WHAT YOU SHOULD DO:
Which lines below hold the word "Strategies"? Copy all of them.

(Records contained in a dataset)
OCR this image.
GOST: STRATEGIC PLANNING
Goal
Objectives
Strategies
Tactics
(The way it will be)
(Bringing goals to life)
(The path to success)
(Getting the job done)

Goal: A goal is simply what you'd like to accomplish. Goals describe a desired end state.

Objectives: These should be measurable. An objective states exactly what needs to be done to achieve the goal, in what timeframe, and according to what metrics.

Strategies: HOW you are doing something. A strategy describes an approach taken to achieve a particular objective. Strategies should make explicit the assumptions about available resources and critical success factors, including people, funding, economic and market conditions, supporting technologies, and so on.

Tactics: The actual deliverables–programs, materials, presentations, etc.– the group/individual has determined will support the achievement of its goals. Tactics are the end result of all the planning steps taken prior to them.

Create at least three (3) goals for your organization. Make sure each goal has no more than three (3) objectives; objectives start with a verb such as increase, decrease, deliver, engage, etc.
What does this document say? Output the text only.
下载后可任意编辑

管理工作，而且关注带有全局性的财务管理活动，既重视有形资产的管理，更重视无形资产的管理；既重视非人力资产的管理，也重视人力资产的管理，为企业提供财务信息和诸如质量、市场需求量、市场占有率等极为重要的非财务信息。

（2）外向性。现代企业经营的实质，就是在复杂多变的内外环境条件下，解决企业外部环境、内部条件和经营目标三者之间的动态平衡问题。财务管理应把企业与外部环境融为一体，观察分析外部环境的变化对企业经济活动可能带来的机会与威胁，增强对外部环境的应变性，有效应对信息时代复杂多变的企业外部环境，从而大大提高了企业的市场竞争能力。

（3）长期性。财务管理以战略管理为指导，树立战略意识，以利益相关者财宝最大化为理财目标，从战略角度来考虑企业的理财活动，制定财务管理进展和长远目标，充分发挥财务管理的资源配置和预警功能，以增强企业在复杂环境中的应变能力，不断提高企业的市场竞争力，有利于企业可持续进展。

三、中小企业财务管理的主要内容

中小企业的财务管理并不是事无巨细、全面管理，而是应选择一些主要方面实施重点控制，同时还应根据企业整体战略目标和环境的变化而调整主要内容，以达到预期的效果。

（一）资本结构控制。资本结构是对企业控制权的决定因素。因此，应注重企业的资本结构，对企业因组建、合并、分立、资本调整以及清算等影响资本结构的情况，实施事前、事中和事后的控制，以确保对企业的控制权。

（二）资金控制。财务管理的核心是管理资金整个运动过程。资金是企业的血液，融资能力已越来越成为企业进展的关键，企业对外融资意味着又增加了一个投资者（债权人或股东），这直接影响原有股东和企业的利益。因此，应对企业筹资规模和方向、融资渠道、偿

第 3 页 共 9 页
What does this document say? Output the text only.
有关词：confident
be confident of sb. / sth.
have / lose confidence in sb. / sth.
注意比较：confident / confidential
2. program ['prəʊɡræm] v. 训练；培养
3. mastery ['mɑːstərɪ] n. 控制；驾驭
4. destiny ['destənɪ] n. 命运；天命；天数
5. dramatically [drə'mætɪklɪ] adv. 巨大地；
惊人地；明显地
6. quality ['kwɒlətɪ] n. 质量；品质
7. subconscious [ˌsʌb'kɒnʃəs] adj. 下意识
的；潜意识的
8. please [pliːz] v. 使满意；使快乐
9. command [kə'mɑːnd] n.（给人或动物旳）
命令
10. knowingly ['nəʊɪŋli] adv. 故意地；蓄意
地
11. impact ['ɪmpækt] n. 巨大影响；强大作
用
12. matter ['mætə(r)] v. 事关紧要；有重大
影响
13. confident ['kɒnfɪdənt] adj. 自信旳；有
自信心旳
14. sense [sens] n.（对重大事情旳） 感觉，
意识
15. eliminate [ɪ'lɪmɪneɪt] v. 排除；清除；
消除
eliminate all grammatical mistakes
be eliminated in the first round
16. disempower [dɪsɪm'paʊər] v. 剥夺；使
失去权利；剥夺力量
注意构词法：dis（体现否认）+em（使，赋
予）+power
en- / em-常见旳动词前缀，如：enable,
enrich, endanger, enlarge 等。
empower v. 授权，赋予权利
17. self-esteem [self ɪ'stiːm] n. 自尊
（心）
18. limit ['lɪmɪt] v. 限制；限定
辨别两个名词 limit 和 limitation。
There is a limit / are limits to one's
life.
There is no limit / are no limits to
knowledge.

FINISHED ANSWER:
Strategies
Strategies: HOW you are doing something. A strategy describes an approach taken to achieve a particular objective. Strategies should make explicit the assumptions about available resources and critical success factors, including people, funding, economic and market conditions, supporting technologies, and so on.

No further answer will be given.